Copy nothing but the text: reproduce each line of the listing exactly and leave the pictures out.

▶ **Material for the task**:
- - - - -
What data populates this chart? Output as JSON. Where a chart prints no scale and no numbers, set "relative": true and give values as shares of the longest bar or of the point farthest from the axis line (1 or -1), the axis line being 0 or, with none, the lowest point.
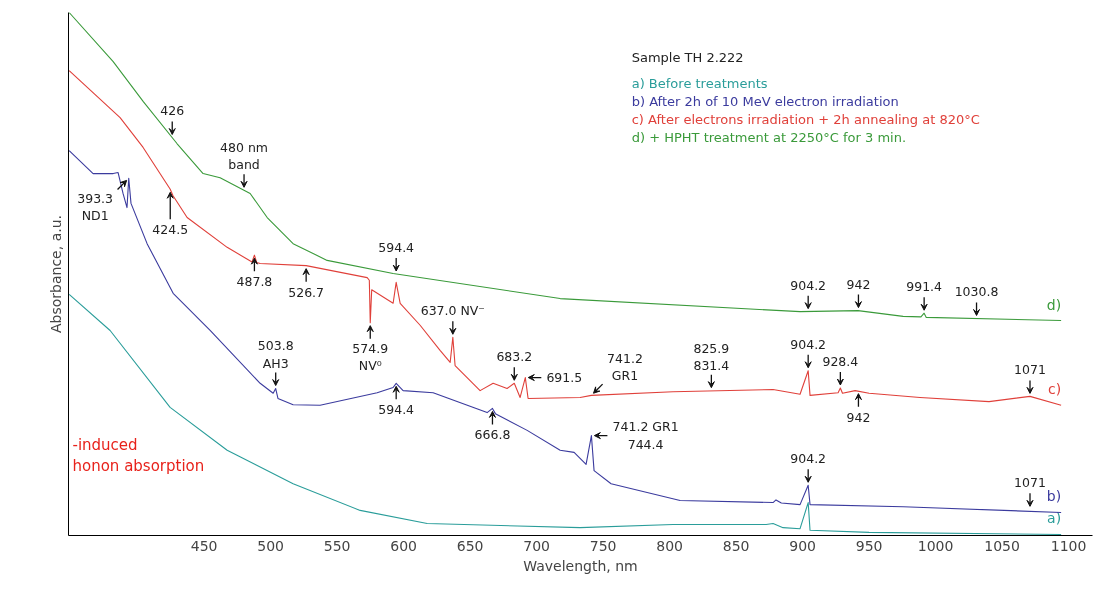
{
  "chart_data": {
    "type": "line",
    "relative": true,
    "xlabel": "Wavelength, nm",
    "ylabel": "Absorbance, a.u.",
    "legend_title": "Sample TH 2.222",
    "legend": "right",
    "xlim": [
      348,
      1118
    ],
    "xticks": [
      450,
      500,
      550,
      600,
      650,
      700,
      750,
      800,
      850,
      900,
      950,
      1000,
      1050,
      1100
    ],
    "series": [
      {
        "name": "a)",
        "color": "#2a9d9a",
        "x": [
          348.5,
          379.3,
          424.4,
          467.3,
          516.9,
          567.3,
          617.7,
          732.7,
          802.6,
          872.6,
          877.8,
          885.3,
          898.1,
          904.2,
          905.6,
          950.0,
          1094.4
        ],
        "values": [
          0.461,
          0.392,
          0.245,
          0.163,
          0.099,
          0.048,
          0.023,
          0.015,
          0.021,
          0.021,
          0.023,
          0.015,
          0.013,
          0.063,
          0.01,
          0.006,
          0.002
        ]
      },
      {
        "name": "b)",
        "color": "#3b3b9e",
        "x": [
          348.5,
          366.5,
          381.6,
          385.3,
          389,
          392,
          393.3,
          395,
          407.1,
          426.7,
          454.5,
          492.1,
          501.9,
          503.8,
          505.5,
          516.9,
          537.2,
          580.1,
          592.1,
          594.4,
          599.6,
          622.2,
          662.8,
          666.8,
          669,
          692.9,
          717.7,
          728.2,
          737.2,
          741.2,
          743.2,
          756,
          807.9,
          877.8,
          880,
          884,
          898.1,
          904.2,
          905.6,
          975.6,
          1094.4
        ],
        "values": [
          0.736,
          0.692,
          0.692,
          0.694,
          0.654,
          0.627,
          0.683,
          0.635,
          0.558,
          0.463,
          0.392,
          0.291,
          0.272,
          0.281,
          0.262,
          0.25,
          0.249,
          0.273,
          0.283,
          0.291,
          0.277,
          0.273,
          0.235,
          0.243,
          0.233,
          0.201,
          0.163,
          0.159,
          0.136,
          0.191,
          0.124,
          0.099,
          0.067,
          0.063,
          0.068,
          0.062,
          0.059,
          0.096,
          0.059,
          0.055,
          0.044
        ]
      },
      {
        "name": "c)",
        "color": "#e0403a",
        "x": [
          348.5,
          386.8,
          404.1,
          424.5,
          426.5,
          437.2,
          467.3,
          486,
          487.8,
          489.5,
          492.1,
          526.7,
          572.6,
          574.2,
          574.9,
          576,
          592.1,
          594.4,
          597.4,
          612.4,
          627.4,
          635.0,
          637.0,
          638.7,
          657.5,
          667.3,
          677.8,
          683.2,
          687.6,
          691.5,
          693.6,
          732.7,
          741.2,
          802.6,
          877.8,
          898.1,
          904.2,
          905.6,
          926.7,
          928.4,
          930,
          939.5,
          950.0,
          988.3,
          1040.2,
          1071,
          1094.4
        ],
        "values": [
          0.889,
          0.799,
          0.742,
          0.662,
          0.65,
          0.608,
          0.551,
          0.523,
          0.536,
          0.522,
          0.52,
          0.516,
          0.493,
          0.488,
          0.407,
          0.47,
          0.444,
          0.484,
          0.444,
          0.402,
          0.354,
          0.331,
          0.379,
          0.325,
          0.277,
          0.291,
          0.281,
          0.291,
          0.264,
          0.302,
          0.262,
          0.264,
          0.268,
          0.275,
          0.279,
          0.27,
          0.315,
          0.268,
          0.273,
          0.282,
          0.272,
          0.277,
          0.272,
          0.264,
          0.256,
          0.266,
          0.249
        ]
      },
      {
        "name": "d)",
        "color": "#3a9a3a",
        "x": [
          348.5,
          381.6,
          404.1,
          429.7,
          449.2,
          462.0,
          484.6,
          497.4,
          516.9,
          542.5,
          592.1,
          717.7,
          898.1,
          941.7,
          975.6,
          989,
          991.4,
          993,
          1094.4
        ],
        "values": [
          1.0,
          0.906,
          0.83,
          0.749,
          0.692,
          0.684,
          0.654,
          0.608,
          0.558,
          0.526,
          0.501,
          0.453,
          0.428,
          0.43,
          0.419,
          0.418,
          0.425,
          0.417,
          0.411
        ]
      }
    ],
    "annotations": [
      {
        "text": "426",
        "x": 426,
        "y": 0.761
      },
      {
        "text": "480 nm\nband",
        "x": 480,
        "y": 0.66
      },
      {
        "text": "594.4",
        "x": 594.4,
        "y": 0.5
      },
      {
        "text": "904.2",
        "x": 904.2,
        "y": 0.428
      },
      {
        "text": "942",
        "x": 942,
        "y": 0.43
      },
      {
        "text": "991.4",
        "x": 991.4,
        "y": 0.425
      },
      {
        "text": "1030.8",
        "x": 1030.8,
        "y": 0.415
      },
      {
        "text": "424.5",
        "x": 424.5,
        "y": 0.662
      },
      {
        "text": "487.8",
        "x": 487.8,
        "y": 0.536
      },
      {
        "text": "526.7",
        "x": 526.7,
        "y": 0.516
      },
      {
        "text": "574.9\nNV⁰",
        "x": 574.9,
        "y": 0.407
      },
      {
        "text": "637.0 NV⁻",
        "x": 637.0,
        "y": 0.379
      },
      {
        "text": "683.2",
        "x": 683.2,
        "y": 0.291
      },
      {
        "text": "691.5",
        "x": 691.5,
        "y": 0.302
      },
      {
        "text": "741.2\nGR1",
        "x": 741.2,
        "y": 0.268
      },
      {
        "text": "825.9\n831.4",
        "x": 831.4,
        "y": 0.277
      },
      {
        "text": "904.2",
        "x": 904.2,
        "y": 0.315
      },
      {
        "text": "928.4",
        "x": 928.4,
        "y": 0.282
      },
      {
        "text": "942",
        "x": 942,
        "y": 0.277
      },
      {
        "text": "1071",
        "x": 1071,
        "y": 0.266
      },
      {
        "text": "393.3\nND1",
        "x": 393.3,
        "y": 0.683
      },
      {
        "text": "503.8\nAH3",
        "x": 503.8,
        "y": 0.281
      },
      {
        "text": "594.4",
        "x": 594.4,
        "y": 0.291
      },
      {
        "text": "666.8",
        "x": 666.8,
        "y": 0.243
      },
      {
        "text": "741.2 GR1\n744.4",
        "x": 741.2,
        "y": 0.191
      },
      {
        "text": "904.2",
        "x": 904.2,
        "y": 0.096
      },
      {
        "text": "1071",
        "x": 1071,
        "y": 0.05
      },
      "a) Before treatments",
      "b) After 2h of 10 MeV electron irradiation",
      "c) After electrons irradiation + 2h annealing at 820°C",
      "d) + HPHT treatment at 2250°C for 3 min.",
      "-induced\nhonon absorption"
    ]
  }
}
- - - - -
▶ **Answer to this exercise**:
What data populates this chart? Output as JSON. Where a chart prints no scale and no numbers, set "relative": true and give values as shares of the longest bar or of the point farthest from the axis line (1 or -1), the axis line being 0 or, with none, the lowest point.
{
  "chart_data": {
    "type": "line",
    "relative": true,
    "xlabel": "Wavelength, nm",
    "ylabel": "Absorbance, a.u.",
    "legend_title": "Sample TH 2.222",
    "legend": "right",
    "xlim": [
      348,
      1118
    ],
    "xticks": [
      450,
      500,
      550,
      600,
      650,
      700,
      750,
      800,
      850,
      900,
      950,
      1000,
      1050,
      1100
    ],
    "series": [
      {
        "name": "a)",
        "color": "#2a9d9a",
        "x": [
          348.5,
          379.3,
          424.4,
          467.3,
          516.9,
          567.3,
          617.7,
          732.7,
          802.6,
          872.6,
          877.8,
          885.3,
          898.1,
          904.2,
          905.6,
          950.0,
          1094.4
        ],
        "values": [
          0.461,
          0.392,
          0.245,
          0.163,
          0.099,
          0.048,
          0.023,
          0.015,
          0.021,
          0.021,
          0.023,
          0.015,
          0.013,
          0.063,
          0.01,
          0.006,
          0.002
        ]
      },
      {
        "name": "b)",
        "color": "#3b3b9e",
        "x": [
          348.5,
          366.5,
          381.6,
          385.3,
          389,
          392,
          393.3,
          395,
          407.1,
          426.7,
          454.5,
          492.1,
          501.9,
          503.8,
          505.5,
          516.9,
          537.2,
          580.1,
          592.1,
          594.4,
          599.6,
          622.2,
          662.8,
          666.8,
          669,
          692.9,
          717.7,
          728.2,
          737.2,
          741.2,
          743.2,
          756,
          807.9,
          877.8,
          880,
          884,
          898.1,
          904.2,
          905.6,
          975.6,
          1094.4
        ],
        "values": [
          0.736,
          0.692,
          0.692,
          0.694,
          0.654,
          0.627,
          0.683,
          0.635,
          0.558,
          0.463,
          0.392,
          0.291,
          0.272,
          0.281,
          0.262,
          0.25,
          0.249,
          0.273,
          0.283,
          0.291,
          0.277,
          0.273,
          0.235,
          0.243,
          0.233,
          0.201,
          0.163,
          0.159,
          0.136,
          0.191,
          0.124,
          0.099,
          0.067,
          0.063,
          0.068,
          0.062,
          0.059,
          0.096,
          0.059,
          0.055,
          0.044
        ]
      },
      {
        "name": "c)",
        "color": "#e0403a",
        "x": [
          348.5,
          386.8,
          404.1,
          424.5,
          426.5,
          437.2,
          467.3,
          486,
          487.8,
          489.5,
          492.1,
          526.7,
          572.6,
          574.2,
          574.9,
          576,
          592.1,
          594.4,
          597.4,
          612.4,
          627.4,
          635.0,
          637.0,
          638.7,
          657.5,
          667.3,
          677.8,
          683.2,
          687.6,
          691.5,
          693.6,
          732.7,
          741.2,
          802.6,
          877.8,
          898.1,
          904.2,
          905.6,
          926.7,
          928.4,
          930,
          939.5,
          950.0,
          988.3,
          1040.2,
          1071,
          1094.4
        ],
        "values": [
          0.889,
          0.799,
          0.742,
          0.662,
          0.65,
          0.608,
          0.551,
          0.523,
          0.536,
          0.522,
          0.52,
          0.516,
          0.493,
          0.488,
          0.407,
          0.47,
          0.444,
          0.484,
          0.444,
          0.402,
          0.354,
          0.331,
          0.379,
          0.325,
          0.277,
          0.291,
          0.281,
          0.291,
          0.264,
          0.302,
          0.262,
          0.264,
          0.268,
          0.275,
          0.279,
          0.27,
          0.315,
          0.268,
          0.273,
          0.282,
          0.272,
          0.277,
          0.272,
          0.264,
          0.256,
          0.266,
          0.249
        ]
      },
      {
        "name": "d)",
        "color": "#3a9a3a",
        "x": [
          348.5,
          381.6,
          404.1,
          429.7,
          449.2,
          462.0,
          484.6,
          497.4,
          516.9,
          542.5,
          592.1,
          717.7,
          898.1,
          941.7,
          975.6,
          989,
          991.4,
          993,
          1094.4
        ],
        "values": [
          1.0,
          0.906,
          0.83,
          0.749,
          0.692,
          0.684,
          0.654,
          0.608,
          0.558,
          0.526,
          0.501,
          0.453,
          0.428,
          0.43,
          0.419,
          0.418,
          0.425,
          0.417,
          0.411
        ]
      }
    ],
    "annotations": [
      {
        "text": "426",
        "x": 426,
        "y": 0.761
      },
      {
        "text": "480 nm\nband",
        "x": 480,
        "y": 0.66
      },
      {
        "text": "594.4",
        "x": 594.4,
        "y": 0.5
      },
      {
        "text": "904.2",
        "x": 904.2,
        "y": 0.428
      },
      {
        "text": "942",
        "x": 942,
        "y": 0.43
      },
      {
        "text": "991.4",
        "x": 991.4,
        "y": 0.425
      },
      {
        "text": "1030.8",
        "x": 1030.8,
        "y": 0.415
      },
      {
        "text": "424.5",
        "x": 424.5,
        "y": 0.662
      },
      {
        "text": "487.8",
        "x": 487.8,
        "y": 0.536
      },
      {
        "text": "526.7",
        "x": 526.7,
        "y": 0.516
      },
      {
        "text": "574.9\nNV⁰",
        "x": 574.9,
        "y": 0.407
      },
      {
        "text": "637.0 NV⁻",
        "x": 637.0,
        "y": 0.379
      },
      {
        "text": "683.2",
        "x": 683.2,
        "y": 0.291
      },
      {
        "text": "691.5",
        "x": 691.5,
        "y": 0.302
      },
      {
        "text": "741.2\nGR1",
        "x": 741.2,
        "y": 0.268
      },
      {
        "text": "825.9\n831.4",
        "x": 831.4,
        "y": 0.277
      },
      {
        "text": "904.2",
        "x": 904.2,
        "y": 0.315
      },
      {
        "text": "928.4",
        "x": 928.4,
        "y": 0.282
      },
      {
        "text": "942",
        "x": 942,
        "y": 0.277
      },
      {
        "text": "1071",
        "x": 1071,
        "y": 0.266
      },
      {
        "text": "393.3\nND1",
        "x": 393.3,
        "y": 0.683
      },
      {
        "text": "503.8\nAH3",
        "x": 503.8,
        "y": 0.281
      },
      {
        "text": "594.4",
        "x": 594.4,
        "y": 0.291
      },
      {
        "text": "666.8",
        "x": 666.8,
        "y": 0.243
      },
      {
        "text": "741.2 GR1\n744.4",
        "x": 741.2,
        "y": 0.191
      },
      {
        "text": "904.2",
        "x": 904.2,
        "y": 0.096
      },
      {
        "text": "1071",
        "x": 1071,
        "y": 0.05
      },
      "a) Before treatments",
      "b) After 2h of 10 MeV electron irradiation",
      "c) After electrons irradiation + 2h annealing at 820°C",
      "d) + HPHT treatment at 2250°C for 3 min.",
      "-induced\nhonon absorption"
    ]
  }
}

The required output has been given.